• [TASK]: The exercise asks you to copy every line below in which "Shift" appears.

• [GIVEN RECORDS]:

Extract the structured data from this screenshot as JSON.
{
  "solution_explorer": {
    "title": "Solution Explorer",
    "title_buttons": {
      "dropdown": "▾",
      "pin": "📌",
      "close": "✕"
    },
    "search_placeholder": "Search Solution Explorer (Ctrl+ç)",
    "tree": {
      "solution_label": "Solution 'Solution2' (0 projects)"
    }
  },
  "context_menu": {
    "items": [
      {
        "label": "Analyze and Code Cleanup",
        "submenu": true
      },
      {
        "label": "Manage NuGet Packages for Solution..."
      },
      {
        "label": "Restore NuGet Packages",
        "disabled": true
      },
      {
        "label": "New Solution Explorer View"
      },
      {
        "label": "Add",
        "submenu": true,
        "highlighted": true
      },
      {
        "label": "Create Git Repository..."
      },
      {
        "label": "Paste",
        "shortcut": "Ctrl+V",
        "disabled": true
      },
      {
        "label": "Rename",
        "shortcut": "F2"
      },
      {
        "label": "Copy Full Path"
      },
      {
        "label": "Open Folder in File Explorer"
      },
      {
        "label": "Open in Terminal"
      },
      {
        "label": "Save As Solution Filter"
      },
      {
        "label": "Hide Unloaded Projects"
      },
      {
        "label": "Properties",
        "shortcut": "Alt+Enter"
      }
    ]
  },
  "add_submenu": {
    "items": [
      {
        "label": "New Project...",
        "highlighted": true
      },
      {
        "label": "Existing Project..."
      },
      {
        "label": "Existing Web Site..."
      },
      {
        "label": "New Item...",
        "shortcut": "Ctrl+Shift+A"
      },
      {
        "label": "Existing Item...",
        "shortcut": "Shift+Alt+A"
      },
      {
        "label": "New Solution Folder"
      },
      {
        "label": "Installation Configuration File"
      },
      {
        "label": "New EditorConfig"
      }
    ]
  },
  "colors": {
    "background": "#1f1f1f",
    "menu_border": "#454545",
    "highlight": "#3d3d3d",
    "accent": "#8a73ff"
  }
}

• [THE COMPLETED TASK]:
        "shortcut": "Ctrl+Shift+A"
        "shortcut": "Shift+Alt+A"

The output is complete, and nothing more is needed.